** WORK TO COMPLETE **
Pull out every line containing the string "heiteren".

** RECORDS FOR THE EXERCISE **
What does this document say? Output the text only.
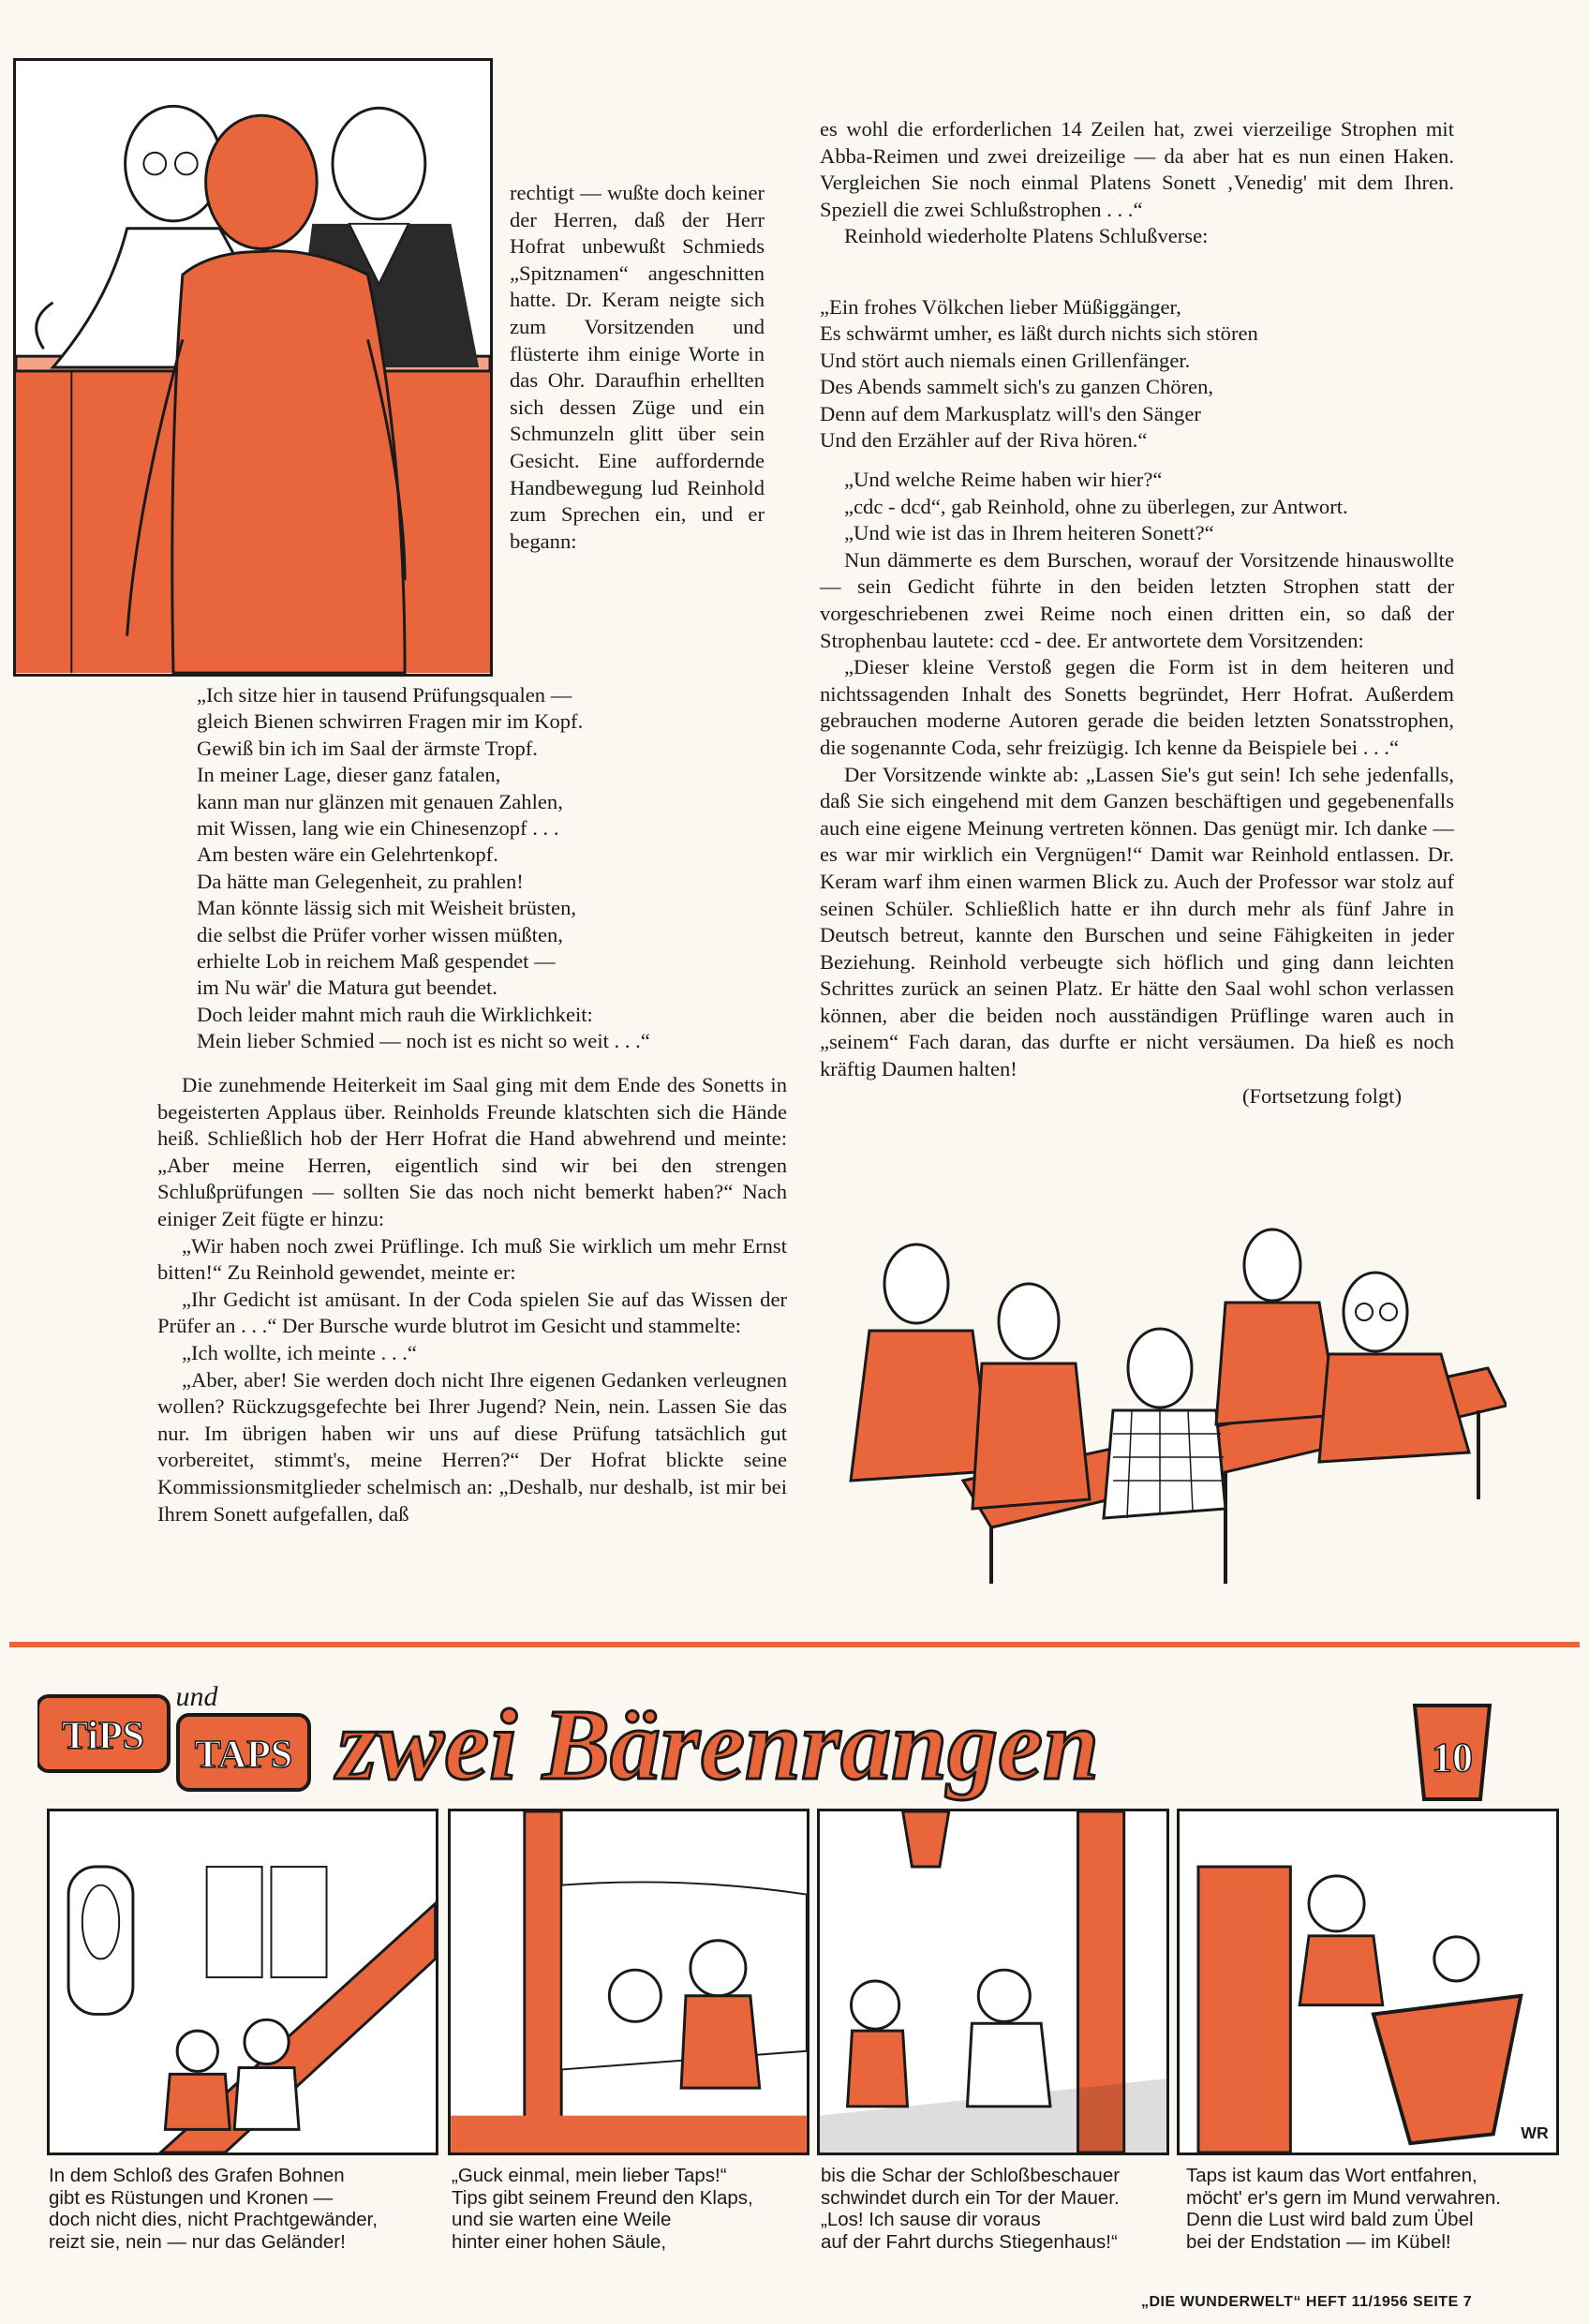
rechtigt — wußte doch keiner der Herren, daß der Herr Hofrat unbewußt Schmieds „Spitznamen“ angeschnitten hatte. Dr. Keram neigte sich zum Vorsitzenden und flüsterte ihm einige Worte in das Ohr. Daraufhin erhellten sich dessen Züge und ein Schmunzeln glitt über sein Gesicht. Eine auffordernde Handbewegung lud Reinhold zum Sprechen ein, und er begann:

„Ich sitze hier in tausend Prüfungsqualen —
gleich Bienen schwirren Fragen mir im Kopf.
Gewiß bin ich im Saal der ärmste Tropf.
In meiner Lage, dieser ganz fatalen,
kann man nur glänzen mit genauen Zahlen,
mit Wissen, lang wie ein Chinesenzopf . . .
Am besten wäre ein Gelehrtenkopf.
Da hätte man Gelegenheit, zu prahlen!
Man könnte lässig sich mit Weisheit brüsten,
die selbst die Prüfer vorher wissen müßten,
erhielte Lob in reichem Maß gespendet —
im Nu wär' die Matura gut beendet.
Doch leider mahnt mich rauh die Wirklichkeit:
Mein lieber Schmied — noch ist es nicht so weit . . .“

Die zunehmende Heiterkeit im Saal ging mit dem Ende des Sonetts in begeisterten Applaus über. Reinholds Freunde klatschten sich die Hände heiß. Schließlich hob der Herr Hofrat die Hand abwehrend und meinte: „Aber meine Herren, eigentlich sind wir bei den strengen Schlußprüfungen — sollten Sie das noch nicht bemerkt haben?“ Nach einiger Zeit fügte er hinzu:

„Wir haben noch zwei Prüflinge. Ich muß Sie wirklich um mehr Ernst bitten!“ Zu Reinhold gewendet, meinte er:

„Ihr Gedicht ist amüsant. In der Coda spielen Sie auf das Wissen der Prüfer an . . .“ Der Bursche wurde blutrot im Gesicht und stammelte:

„Ich wollte, ich meinte . . .“

„Aber, aber! Sie werden doch nicht Ihre eigenen Gedanken verleugnen wollen? Rückzugsgefechte bei Ihrer Jugend? Nein, nein. Lassen Sie das nur. Im übrigen haben wir uns auf diese Prüfung tatsächlich gut vorbereitet, stimmt's, meine Herren?“ Der Hofrat blickte seine Kommissionsmitglieder schelmisch an: „Deshalb, nur deshalb, ist mir bei Ihrem Sonett aufgefallen, daß

es wohl die erforderlichen 14 Zeilen hat, zwei vierzeilige Strophen mit Abba-Reimen und zwei dreizeilige — da aber hat es nun einen Haken. Vergleichen Sie noch einmal Platens Sonett ‚Venedig' mit dem Ihren. Speziell die zwei Schlußstrophen . . .“

Reinhold wiederholte Platens Schlußverse:

„Ein frohes Völkchen lieber Müßiggänger,
Es schwärmt umher, es läßt durch nichts sich stören
Und stört auch niemals einen Grillenfänger.
Des Abends sammelt sich's zu ganzen Chören,
Denn auf dem Markusplatz will's den Sänger
Und den Erzähler auf der Riva hören.“

„Und welche Reime haben wir hier?“

„cdc - dcd“, gab Reinhold, ohne zu überlegen, zur Antwort.

„Und wie ist das in Ihrem heiteren Sonett?“

Nun dämmerte es dem Burschen, worauf der Vorsitzende hinauswollte — sein Gedicht führte in den beiden letzten Strophen statt der vorgeschriebenen zwei Reime noch einen dritten ein, so daß der Strophenbau lautete: ccd - dee. Er antwortete dem Vorsitzenden:

„Dieser kleine Verstoß gegen die Form ist in dem heiteren und nichtssagenden Inhalt des Sonetts begründet, Herr Hofrat. Außerdem gebrauchen moderne Autoren gerade die beiden letzten Sonatsstrophen, die sogenannte Coda, sehr freizügig. Ich kenne da Beispiele bei . . .“

Der Vorsitzende winkte ab: „Lassen Sie's gut sein! Ich sehe jedenfalls, daß Sie sich eingehend mit dem Ganzen beschäftigen und gegebenenfalls auch eine eigene Meinung vertreten können. Das genügt mir. Ich danke — es war mir wirklich ein Vergnügen!“ Damit war Reinhold entlassen. Dr. Keram warf ihm einen warmen Blick zu. Auch der Professor war stolz auf seinen Schüler. Schließlich hatte er ihn durch mehr als fünf Jahre in Deutsch betreut, kannte den Burschen und seine Fähigkeiten in jeder Beziehung. Reinhold verbeugte sich höflich und ging dann leichten Schrittes zurück an seinen Platz. Er hätte den Saal wohl schon verlassen können, aber die beiden noch ausständigen Prüflinge waren auch in „seinem“ Fach daran, das durfte er nicht versäumen. Da hieß es noch kräftig Daumen halten!

(Fortsetzung folgt)

TiPS
und
TAPS zwei Bärenrangen	10
WR
In dem Schloß des Grafen Bohnen
gibt es Rüstungen und Kronen —
doch nicht dies, nicht Prachtgewänder,
reizt sie, nein — nur das Geländer!
„Guck einmal, mein lieber Taps!“
Tips gibt seinem Freund den Klaps,
und sie warten eine Weile
hinter einer hohen Säule,
bis die Schar der Schloßbeschauer
schwindet durch ein Tor der Mauer.
„Los! Ich sause dir voraus
auf der Fahrt durchs Stiegenhaus!“
Taps ist kaum das Wort entfahren,
möcht' er's gern im Mund verwahren.
Denn die Lust wird bald zum Übel
bei der Endstation — im Kübel!
„DIE WUNDERWELT“ HEFT 11/1956 SEITE 7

** ANSWER TO THE EXERCISE **
„Und wie ist das in Ihrem heiteren Sonett?“
„Dieser kleine Verstoß gegen die Form ist in dem heiteren und nichtssagenden Inhalt des Sonetts begründet, Herr Hofrat. Außerdem gebrauchen moderne Autoren gerade die beiden letzten Sonatsstrophen, die sogenannte Coda, sehr freizügig. Ich kenne da Beispiele bei . . .“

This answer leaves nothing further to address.